=== TEXTE AFFICHÉ ===
============================================================
En 1906 a été réhabilité un capitaine de l’armée française, Alfred Dreyfus, juif et Alsacien, inculpé à tort de trahison 12 ans plus tôt ; en 1899, il est libéré ; il peut écrire alors :

« Je veux que la France entière sache par un jugement définitif que je suis innocent. Mon cœur ne sera apaisé que lorsqu’il n’y aura pas un Français qui m’impute le crime abominable qu’un autre a commis ».

L’affaire Dreyfus qui a nécessité plusieurs procès, a été une des plus graves crises politiques et morales de la troisième République, alors en pleine consolidation et qui subit un fort rejet de la part de forces antirépublicaines.

Comment la bataille pour la révision du procès lancée par les Dreyfusards a-t-elle parvenue lentement à faire basculer l’opinion publique ? Quels évènements majeurs ont-ils accéléré l’évolution ?

Il faut insister sur la fièvre nationaliste et antisémite qui agite l’opinion française, après la défaite militaire de 1870, imprégnée d’un esprit revanchard  et une armée vénérée qui porte tous les espoirs de reconquête des provinces perdues.
============================================================
=== CONSIGNE ÉCRITE 1 ===
Modifiez les entrées en commençant au début des entrées et en terminant à la ligne qui contient « x-axis-label: latitude <box>243 490 », incluse : remplacez « Activos informáticos » par « Recursos informáticos » et reproduisez ces lignes sans aucun autre changement.

=== DONNÉES FOURNIES ===
============================================================
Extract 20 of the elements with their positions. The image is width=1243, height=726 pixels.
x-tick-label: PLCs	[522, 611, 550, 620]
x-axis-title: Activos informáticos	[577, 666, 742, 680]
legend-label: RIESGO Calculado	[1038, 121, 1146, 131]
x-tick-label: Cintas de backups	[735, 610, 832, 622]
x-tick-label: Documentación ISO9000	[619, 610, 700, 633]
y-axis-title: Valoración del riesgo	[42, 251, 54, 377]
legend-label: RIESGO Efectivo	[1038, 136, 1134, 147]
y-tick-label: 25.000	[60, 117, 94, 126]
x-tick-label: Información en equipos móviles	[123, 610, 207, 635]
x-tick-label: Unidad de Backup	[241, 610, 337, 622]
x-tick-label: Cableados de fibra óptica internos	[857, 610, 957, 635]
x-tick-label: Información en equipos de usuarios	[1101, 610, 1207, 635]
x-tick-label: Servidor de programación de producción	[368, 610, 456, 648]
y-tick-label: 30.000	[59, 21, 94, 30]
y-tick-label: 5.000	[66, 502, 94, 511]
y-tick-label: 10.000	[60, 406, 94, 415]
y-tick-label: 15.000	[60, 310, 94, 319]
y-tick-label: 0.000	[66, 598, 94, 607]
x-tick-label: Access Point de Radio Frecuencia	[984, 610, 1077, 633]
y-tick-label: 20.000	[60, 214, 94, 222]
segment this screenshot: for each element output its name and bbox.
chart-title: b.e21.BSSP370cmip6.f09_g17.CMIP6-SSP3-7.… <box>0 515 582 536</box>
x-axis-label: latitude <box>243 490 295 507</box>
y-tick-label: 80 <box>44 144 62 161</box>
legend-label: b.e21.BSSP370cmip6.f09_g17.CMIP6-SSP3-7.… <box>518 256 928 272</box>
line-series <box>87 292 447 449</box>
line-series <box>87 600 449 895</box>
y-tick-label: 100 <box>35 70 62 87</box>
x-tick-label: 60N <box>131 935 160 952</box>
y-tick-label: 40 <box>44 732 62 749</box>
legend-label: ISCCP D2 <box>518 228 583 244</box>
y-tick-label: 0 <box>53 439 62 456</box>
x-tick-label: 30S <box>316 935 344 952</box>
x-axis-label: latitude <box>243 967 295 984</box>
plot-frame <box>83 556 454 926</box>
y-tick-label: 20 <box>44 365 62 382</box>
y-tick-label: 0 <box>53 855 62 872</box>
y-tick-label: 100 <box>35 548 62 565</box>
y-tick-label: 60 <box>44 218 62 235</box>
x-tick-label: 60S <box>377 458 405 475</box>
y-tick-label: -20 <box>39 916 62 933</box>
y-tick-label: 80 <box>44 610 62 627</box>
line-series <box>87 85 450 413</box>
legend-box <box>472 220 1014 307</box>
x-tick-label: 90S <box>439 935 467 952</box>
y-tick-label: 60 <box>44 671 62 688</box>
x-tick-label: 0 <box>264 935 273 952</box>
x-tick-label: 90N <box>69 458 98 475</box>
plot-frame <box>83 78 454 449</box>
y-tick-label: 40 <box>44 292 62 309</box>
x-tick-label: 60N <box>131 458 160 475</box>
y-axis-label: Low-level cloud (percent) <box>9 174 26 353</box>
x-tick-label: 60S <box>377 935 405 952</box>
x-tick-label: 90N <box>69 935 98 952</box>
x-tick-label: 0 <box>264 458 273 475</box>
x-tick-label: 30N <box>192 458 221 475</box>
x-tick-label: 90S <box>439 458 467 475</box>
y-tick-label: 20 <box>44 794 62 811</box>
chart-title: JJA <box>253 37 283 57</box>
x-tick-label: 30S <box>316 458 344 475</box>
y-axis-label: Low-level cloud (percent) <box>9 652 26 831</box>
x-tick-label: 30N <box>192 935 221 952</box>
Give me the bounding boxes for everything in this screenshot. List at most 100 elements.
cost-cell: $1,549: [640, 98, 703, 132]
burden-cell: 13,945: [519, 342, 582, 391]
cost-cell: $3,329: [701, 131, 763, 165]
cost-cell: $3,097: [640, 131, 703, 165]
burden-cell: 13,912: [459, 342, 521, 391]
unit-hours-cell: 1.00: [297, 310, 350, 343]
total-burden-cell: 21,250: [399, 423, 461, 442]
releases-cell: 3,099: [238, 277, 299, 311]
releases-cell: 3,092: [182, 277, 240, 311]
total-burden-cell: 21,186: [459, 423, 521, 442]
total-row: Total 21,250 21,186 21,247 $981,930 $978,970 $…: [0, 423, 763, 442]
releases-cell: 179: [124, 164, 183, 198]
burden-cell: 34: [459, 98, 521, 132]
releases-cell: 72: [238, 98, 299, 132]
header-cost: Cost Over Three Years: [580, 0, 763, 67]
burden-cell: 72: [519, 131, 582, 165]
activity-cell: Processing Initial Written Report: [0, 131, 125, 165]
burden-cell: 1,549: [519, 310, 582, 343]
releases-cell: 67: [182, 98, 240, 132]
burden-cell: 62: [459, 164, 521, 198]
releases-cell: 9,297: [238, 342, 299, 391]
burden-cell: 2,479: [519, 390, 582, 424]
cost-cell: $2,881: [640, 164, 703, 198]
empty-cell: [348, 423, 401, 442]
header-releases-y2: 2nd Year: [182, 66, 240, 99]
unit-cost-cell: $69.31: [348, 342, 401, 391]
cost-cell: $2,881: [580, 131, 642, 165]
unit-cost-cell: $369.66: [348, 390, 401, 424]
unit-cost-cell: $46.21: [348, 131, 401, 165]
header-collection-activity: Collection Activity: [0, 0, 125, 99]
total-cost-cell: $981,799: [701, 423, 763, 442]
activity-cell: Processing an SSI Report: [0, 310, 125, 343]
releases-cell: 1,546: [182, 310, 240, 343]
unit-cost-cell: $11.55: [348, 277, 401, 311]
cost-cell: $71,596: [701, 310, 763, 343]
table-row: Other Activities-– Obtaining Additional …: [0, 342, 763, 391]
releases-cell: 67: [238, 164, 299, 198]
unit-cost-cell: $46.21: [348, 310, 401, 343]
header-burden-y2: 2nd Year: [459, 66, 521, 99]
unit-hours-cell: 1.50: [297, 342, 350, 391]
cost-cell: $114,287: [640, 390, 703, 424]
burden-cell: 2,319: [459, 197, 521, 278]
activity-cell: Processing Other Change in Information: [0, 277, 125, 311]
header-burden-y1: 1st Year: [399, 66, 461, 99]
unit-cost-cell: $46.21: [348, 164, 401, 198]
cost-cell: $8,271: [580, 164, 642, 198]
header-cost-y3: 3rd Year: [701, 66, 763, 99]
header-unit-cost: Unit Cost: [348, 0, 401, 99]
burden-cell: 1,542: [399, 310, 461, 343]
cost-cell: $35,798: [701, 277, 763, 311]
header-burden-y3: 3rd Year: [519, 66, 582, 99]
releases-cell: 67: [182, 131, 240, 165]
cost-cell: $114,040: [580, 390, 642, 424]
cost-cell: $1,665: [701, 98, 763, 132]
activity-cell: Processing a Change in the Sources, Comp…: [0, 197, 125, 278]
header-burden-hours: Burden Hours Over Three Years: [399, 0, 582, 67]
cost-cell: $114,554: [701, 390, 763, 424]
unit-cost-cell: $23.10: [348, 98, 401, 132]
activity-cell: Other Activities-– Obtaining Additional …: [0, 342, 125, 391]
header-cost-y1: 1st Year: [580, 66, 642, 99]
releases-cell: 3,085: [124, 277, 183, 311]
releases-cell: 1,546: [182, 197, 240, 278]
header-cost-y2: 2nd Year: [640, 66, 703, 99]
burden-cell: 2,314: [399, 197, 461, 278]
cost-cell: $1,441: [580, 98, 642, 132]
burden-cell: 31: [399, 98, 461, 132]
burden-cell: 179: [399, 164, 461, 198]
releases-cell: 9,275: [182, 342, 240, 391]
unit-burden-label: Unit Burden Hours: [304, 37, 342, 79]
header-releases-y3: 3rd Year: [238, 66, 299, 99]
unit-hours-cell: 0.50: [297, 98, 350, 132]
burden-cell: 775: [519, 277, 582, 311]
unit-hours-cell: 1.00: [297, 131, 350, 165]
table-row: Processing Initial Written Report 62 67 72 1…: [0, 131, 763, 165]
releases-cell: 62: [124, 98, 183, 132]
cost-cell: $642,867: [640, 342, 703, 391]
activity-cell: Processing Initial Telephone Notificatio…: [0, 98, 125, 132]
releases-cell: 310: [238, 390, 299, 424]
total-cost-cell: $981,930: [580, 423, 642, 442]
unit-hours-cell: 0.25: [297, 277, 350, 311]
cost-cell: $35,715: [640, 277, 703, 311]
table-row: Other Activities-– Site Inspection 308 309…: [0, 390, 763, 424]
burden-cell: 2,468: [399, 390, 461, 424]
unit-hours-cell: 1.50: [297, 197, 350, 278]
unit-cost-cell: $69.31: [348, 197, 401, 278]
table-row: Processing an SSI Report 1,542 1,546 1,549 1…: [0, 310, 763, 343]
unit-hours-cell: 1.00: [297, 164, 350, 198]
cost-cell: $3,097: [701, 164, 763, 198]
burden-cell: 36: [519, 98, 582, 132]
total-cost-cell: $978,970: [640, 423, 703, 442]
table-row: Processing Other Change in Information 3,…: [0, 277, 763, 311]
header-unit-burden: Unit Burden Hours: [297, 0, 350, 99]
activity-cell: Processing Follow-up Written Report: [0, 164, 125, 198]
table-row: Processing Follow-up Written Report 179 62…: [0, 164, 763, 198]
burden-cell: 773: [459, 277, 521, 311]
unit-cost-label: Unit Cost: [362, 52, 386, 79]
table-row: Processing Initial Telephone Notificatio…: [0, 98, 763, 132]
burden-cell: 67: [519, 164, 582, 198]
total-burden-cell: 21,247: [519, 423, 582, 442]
============================================================
=== CONSIGNE ÉCRITE 2 ===
Répondez aux questions suivantes à partir du texte sur l'affaire Dreyfus.
(a) En quelle année Alfred Dreyfus a-t-il été réhabilité ?
(b) En quelle année a-t-il été libéré ?
(c) Après quelle défaite militaire la fièvre nationaliste et antisémite agite-t-elle l'opinion française ?

=== RÉSULTAT 1 ===
Extract 20 of the elements with their positions. The image is width=1243, height=726 pixels.
x-tick-label: PLCs	[522, 611, 550, 620]
x-axis-title: Recursos informáticos	[577, 666, 742, 680]
legend-label: RIESGO Calculado	[1038, 121, 1146, 131]
x-tick-label: Cintas de backups	[735, 610, 832, 622]
x-tick-label: Documentación ISO9000	[619, 610, 700, 633]
y-axis-title: Valoración del riesgo	[42, 251, 54, 377]
legend-label: RIESGO Efectivo	[1038, 136, 1134, 147]
y-tick-label: 25.000	[60, 117, 94, 126]
x-tick-label: Información en equipos móviles	[123, 610, 207, 635]
x-tick-label: Unidad de Backup	[241, 610, 337, 622]
x-tick-label: Cableados de fibra óptica internos	[857, 610, 957, 635]
x-tick-label: Información en equipos de usuarios	[1101, 610, 1207, 635]
x-tick-label: Servidor de programación de producción	[368, 610, 456, 648]
y-tick-label: 30.000	[59, 21, 94, 30]
y-tick-label: 5.000	[66, 502, 94, 511]
y-tick-label: 10.000	[60, 406, 94, 415]
y-tick-label: 15.000	[60, 310, 94, 319]
y-tick-label: 0.000	[66, 598, 94, 607]
x-tick-label: Access Point de Radio Frecuencia	[984, 610, 1077, 633]
y-tick-label: 20.000	[60, 214, 94, 222]
segment this screenshot: for each element output its name and bbox.
chart-title: b.e21.BSSP370cmip6.f09_g17.CMIP6-SSP3-7.… <box>0 515 582 536</box>
x-axis-label: latitude <box>243 490 295 507</box>

=== RÉSULTAT 2 ===
(a) En 1906.
(b) En 1899.
(c) La défaite militaire de 1870.